ENTRIES SHOWN —
»»
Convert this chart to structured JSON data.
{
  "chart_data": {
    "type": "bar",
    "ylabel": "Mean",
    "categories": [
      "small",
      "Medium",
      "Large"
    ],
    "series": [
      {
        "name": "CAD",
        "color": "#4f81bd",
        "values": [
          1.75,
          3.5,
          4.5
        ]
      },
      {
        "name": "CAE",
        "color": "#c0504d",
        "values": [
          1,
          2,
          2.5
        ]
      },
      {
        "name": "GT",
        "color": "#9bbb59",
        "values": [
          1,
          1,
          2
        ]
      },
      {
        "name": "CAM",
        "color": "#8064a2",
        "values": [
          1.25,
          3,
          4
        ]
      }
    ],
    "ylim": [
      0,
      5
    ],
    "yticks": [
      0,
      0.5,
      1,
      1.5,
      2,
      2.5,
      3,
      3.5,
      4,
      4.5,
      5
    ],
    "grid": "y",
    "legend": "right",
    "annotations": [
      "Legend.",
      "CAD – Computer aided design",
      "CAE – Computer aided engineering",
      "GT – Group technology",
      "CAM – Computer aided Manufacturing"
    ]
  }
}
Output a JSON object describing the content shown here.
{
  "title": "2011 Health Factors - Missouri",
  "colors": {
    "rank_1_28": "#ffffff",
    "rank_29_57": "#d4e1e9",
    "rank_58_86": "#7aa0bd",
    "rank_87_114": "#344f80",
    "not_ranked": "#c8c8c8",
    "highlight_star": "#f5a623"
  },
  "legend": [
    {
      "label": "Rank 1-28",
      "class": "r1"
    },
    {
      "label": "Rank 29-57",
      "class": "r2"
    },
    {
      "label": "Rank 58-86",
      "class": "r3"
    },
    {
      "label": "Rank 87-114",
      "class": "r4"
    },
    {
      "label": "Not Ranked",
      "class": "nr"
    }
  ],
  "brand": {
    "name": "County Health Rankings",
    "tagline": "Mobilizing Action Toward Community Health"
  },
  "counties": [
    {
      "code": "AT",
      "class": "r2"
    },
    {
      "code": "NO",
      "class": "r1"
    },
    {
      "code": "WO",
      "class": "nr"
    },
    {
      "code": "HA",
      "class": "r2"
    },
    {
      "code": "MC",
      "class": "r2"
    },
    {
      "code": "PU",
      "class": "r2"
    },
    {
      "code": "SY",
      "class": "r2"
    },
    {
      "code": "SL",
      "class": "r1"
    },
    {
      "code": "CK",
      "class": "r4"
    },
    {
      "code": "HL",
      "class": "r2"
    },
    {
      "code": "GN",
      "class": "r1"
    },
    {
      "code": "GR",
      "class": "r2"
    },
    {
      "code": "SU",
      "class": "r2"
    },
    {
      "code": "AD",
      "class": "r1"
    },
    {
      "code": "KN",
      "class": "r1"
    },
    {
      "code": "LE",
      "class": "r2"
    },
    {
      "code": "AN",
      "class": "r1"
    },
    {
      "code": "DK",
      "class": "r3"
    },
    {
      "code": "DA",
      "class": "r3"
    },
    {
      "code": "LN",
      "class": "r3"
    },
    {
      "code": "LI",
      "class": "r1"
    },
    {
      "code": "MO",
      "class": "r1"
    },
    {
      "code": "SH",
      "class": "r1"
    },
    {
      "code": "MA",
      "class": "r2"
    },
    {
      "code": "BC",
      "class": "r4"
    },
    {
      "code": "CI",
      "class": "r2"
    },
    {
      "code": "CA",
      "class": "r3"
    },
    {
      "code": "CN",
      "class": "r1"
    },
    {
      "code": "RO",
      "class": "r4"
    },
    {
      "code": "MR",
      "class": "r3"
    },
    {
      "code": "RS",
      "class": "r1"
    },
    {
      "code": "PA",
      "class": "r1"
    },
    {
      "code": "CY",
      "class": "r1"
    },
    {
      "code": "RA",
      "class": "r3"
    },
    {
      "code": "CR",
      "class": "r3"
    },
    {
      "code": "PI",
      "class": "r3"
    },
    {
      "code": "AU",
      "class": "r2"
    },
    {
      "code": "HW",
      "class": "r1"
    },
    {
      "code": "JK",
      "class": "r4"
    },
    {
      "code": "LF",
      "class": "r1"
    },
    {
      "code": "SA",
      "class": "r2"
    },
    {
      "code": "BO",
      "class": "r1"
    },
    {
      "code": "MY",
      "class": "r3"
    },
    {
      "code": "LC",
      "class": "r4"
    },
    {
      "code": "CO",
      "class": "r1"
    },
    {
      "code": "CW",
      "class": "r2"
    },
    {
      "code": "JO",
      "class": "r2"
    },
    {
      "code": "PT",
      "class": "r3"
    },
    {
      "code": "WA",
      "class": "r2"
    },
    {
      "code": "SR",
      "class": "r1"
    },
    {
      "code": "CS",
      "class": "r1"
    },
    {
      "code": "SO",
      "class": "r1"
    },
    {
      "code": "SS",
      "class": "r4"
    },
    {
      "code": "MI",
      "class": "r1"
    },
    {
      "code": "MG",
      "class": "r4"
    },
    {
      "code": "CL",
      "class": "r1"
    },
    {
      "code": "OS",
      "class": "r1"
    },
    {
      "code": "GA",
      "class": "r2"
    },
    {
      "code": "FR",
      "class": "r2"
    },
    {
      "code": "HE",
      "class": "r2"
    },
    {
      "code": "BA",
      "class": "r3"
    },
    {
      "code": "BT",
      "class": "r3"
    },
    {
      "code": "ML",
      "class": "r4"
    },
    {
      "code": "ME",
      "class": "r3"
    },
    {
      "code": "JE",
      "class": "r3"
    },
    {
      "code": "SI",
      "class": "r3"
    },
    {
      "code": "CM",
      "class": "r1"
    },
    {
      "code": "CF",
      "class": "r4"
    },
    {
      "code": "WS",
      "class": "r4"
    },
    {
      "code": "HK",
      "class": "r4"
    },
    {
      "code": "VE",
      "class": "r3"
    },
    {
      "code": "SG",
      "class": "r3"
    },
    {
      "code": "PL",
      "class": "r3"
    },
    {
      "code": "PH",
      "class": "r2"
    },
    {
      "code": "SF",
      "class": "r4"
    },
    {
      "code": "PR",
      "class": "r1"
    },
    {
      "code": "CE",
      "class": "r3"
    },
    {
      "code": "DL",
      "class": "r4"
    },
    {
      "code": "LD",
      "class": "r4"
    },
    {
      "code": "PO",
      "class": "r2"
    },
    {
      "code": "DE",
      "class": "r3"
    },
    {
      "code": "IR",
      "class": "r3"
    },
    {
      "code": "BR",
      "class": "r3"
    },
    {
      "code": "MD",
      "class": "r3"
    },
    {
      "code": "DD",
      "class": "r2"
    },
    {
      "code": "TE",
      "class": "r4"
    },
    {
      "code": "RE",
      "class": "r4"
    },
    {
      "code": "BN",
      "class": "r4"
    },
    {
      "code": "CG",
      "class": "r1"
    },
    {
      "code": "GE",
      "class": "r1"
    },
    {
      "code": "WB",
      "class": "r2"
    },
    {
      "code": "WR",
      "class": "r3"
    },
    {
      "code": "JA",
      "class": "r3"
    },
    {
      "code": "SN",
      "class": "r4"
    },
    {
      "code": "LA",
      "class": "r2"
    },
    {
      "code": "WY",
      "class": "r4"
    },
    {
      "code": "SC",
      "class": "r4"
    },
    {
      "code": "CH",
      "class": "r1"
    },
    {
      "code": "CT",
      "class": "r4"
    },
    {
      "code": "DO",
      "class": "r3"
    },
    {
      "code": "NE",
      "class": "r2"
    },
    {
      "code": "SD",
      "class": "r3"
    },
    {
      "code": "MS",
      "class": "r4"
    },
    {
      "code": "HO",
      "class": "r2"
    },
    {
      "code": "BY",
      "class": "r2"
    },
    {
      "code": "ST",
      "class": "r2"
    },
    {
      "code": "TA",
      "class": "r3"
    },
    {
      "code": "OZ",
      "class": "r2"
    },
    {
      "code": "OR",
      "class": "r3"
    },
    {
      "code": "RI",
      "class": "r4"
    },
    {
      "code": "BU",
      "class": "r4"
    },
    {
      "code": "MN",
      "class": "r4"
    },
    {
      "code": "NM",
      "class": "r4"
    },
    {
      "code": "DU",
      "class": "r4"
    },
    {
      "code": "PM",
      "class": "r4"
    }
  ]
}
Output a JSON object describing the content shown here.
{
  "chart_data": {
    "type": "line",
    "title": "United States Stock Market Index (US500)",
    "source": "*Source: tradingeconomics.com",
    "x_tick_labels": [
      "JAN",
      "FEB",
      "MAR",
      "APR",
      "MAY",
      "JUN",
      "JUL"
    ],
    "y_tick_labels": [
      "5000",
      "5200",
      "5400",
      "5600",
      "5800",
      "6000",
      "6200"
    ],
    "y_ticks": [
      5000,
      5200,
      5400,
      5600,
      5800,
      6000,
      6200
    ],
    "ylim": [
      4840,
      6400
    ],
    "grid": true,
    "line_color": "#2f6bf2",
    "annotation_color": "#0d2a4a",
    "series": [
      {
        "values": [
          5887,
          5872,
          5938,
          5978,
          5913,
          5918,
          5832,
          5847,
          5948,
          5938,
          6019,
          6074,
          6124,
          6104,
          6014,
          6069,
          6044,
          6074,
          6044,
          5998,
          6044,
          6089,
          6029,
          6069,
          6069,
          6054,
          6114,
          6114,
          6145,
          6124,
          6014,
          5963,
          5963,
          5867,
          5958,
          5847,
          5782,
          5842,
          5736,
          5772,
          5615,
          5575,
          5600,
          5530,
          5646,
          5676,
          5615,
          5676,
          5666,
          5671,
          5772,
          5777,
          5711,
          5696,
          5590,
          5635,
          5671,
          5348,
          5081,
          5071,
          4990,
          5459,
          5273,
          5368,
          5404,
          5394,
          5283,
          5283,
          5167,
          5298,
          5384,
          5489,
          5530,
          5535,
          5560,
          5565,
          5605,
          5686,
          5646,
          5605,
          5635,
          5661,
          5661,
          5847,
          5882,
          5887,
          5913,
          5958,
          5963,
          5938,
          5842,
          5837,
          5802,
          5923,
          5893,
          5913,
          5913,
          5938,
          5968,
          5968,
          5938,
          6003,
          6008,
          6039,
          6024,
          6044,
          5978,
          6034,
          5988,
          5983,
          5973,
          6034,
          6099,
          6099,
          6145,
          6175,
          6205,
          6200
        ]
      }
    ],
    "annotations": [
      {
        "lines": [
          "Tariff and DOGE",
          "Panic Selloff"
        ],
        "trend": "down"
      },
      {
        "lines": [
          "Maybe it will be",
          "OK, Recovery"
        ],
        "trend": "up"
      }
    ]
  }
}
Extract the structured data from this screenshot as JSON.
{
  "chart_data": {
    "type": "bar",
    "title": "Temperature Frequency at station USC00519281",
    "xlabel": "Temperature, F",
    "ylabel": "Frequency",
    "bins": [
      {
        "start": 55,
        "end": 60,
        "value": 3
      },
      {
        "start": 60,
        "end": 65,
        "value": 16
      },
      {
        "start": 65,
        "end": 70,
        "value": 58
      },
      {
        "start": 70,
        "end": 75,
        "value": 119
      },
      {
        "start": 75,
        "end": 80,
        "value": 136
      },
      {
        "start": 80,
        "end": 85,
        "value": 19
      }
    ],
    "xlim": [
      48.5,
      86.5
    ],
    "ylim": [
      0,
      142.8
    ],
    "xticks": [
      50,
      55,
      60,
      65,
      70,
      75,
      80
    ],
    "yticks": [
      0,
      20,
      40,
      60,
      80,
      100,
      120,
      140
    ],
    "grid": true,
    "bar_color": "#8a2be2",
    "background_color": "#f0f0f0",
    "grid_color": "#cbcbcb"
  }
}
««
Only the lines from the one that contains "Extract the structured" to the end of the data should be output, exactly as they appear.

Extract the structured data from this screenshot as JSON.
{
  "chart_data": {
    "type": "bar",
    "title": "Temperature Frequency at station USC00519281",
    "xlabel": "Temperature, F",
    "ylabel": "Frequency",
    "bins": [
      {
        "start": 55,
        "end": 60,
        "value": 3
      },
      {
        "start": 60,
        "end": 65,
        "value": 16
      },
      {
        "start": 65,
        "end": 70,
        "value": 58
      },
      {
        "start": 70,
        "end": 75,
        "value": 119
      },
      {
        "start": 75,
        "end": 80,
        "value": 136
      },
      {
        "start": 80,
        "end": 85,
        "value": 19
      }
    ],
    "xlim": [
      48.5,
      86.5
    ],
    "ylim": [
      0,
      142.8
    ],
    "xticks": [
      50,
      55,
      60,
      65,
      70,
      75,
      80
    ],
    "yticks": [
      0,
      20,
      40,
      60,
      80,
      100,
      120,
      140
    ],
    "grid": true,
    "bar_color": "#8a2be2",
    "background_color": "#f0f0f0",
    "grid_color": "#cbcbcb"
  }
}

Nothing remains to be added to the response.